- [TASK BRIEF]
Copy every row below character for character, but leave out the picture placeholders.

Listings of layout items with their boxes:
━━━━━━━━━━━━━━━━━━━━━━━━━━━━━━

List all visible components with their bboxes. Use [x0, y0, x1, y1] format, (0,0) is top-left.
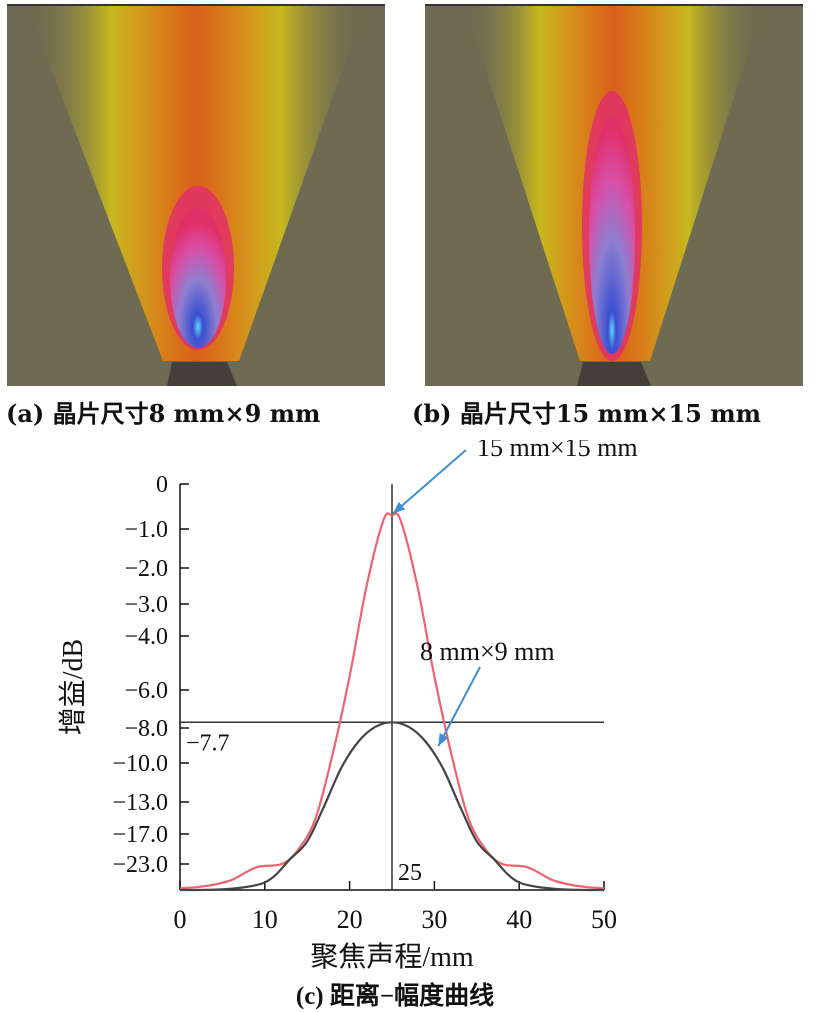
panel-b-caption: (b) 晶片尺寸15 mm×15 mm	[412, 399, 762, 428]
annotations: 15 mm×15 mm 8 mm×9 mm	[392, 440, 638, 747]
x-tick-label: 40	[506, 905, 532, 934]
distance-amplitude-chart: −7.7 25 0 −1.0 −2.0 −3.0 −4.0 −6.0 −8.0 −10.0 −1…	[57, 440, 638, 1010]
reference-value-label-x: 25	[398, 860, 422, 886]
reference-lines: −7.7 25	[180, 484, 604, 890]
x-tick-label: 50	[591, 905, 617, 934]
x-tick-label: 20	[337, 905, 363, 934]
y-tick-label: −3.0	[124, 592, 168, 618]
y-tick-label: −23.0	[112, 852, 168, 878]
y-tick-label: −6.0	[124, 678, 168, 704]
annotation-arrow-15x15	[392, 449, 467, 515]
y-tick-label: −10.0	[112, 751, 168, 777]
panel-a-caption: (a) 晶片尺寸8 mm×9 mm	[6, 399, 321, 428]
y-tick-label: −8.0	[124, 716, 168, 742]
y-tick-label: −4.0	[124, 624, 168, 650]
reference-value-label-y: −7.7	[186, 730, 230, 756]
y-tick-label: −1.0	[124, 517, 168, 543]
y-tick-label: −2.0	[124, 556, 168, 582]
x-tick-label: 0	[174, 905, 187, 934]
annotation-arrowhead-8x9	[438, 733, 449, 746]
focal-zone-inner	[170, 208, 226, 348]
transducer-shape	[167, 362, 237, 386]
curve-8x9	[179, 721, 605, 892]
y-axis-title: 增益/dB	[57, 639, 89, 735]
annotation-arrowhead-15x15	[393, 501, 406, 514]
beam-field-b	[425, 6, 803, 386]
chart-caption: (c) 距离−幅度曲线	[296, 981, 494, 1010]
x-axis-title: 聚焦声程/mm	[310, 941, 474, 973]
transducer-shape	[577, 362, 651, 386]
annotation-label-8x9: 8 mm×9 mm	[420, 637, 555, 666]
curves	[179, 512, 605, 892]
x-tick-label: 30	[421, 905, 447, 934]
annotation-arrow-8x9	[437, 666, 481, 747]
beam-field-a	[7, 6, 385, 386]
y-tick-label: 0	[156, 472, 168, 498]
annotation-label-15x15: 15 mm×15 mm	[477, 440, 638, 462]
beam-cone	[27, 6, 365, 361]
beam-panel-b	[425, 4, 803, 386]
x-tick-label: 10	[252, 905, 278, 934]
x-axis-ticks: 0 10 20 30 40 50	[174, 881, 617, 934]
y-tick-label: −17.0	[112, 822, 168, 848]
focal-zone-inner	[589, 118, 635, 354]
y-axis-ticks: 0 −1.0 −2.0 −3.0 −4.0 −6.0 −8.0 −10.0 −13.0 −17.0…	[112, 472, 189, 878]
beam-panel-a	[7, 4, 385, 386]
y-tick-label: −13.0	[112, 790, 168, 816]
curve-15x15	[179, 512, 605, 890]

━━━━━━━━━━━━━━━━━━━━━━━━━━━━━━

- [EXERCISE RESPONSE]
List all visible components with their bboxes. Use [x0, y0, x1, y1] format, (0,0) is top-left.
panel-b-caption: (b) 晶片尺寸15 mm×15 mm	[412, 399, 762, 428]
annotations: 15 mm×15 mm 8 mm×9 mm	[392, 440, 638, 747]
x-tick-label: 40	[506, 905, 532, 934]
distance-amplitude-chart: −7.7 25 0 −1.0 −2.0 −3.0 −4.0 −6.0 −8.0 −10.0 −1…	[57, 440, 638, 1010]
reference-value-label-x: 25	[398, 860, 422, 886]
reference-lines: −7.7 25	[180, 484, 604, 890]
x-tick-label: 50	[591, 905, 617, 934]
x-tick-label: 20	[337, 905, 363, 934]
y-tick-label: −3.0	[124, 592, 168, 618]
y-tick-label: −23.0	[112, 852, 168, 878]
y-tick-label: −6.0	[124, 678, 168, 704]
annotation-arrow-15x15	[392, 449, 467, 515]
y-tick-label: −10.0	[112, 751, 168, 777]
panel-a-caption: (a) 晶片尺寸8 mm×9 mm	[6, 399, 321, 428]
y-tick-label: −8.0	[124, 716, 168, 742]
y-tick-label: −4.0	[124, 624, 168, 650]
reference-value-label-y: −7.7	[186, 730, 230, 756]
y-tick-label: −1.0	[124, 517, 168, 543]
y-tick-label: −2.0	[124, 556, 168, 582]
x-tick-label: 0	[174, 905, 187, 934]
annotation-arrowhead-8x9	[438, 733, 449, 746]
focal-zone-inner	[170, 208, 226, 348]
transducer-shape	[167, 362, 237, 386]
curve-8x9	[179, 721, 605, 892]
y-axis-title: 增益/dB	[57, 639, 89, 735]
annotation-arrowhead-15x15	[393, 501, 406, 514]
beam-field-b	[425, 6, 803, 386]
chart-caption: (c) 距离−幅度曲线	[296, 981, 494, 1010]
x-axis-title: 聚焦声程/mm	[310, 941, 474, 973]
transducer-shape	[577, 362, 651, 386]
annotation-label-8x9: 8 mm×9 mm	[420, 637, 555, 666]
curves	[179, 512, 605, 892]
x-tick-label: 30	[421, 905, 447, 934]
annotation-arrow-8x9	[437, 666, 481, 747]
beam-field-a	[7, 6, 385, 386]
y-tick-label: 0	[156, 472, 168, 498]
annotation-label-15x15: 15 mm×15 mm	[477, 440, 638, 462]
beam-cone	[27, 6, 365, 361]
beam-panel-b	[425, 4, 803, 386]
x-tick-label: 10	[252, 905, 278, 934]
x-axis-ticks: 0 10 20 30 40 50	[174, 881, 617, 934]
y-tick-label: −17.0	[112, 822, 168, 848]
focal-zone-inner	[589, 118, 635, 354]
y-axis-ticks: 0 −1.0 −2.0 −3.0 −4.0 −6.0 −8.0 −10.0 −13.0 −17.0…	[112, 472, 189, 878]
beam-panel-a	[7, 4, 385, 386]
y-tick-label: −13.0	[112, 790, 168, 816]
curve-15x15	[179, 512, 605, 890]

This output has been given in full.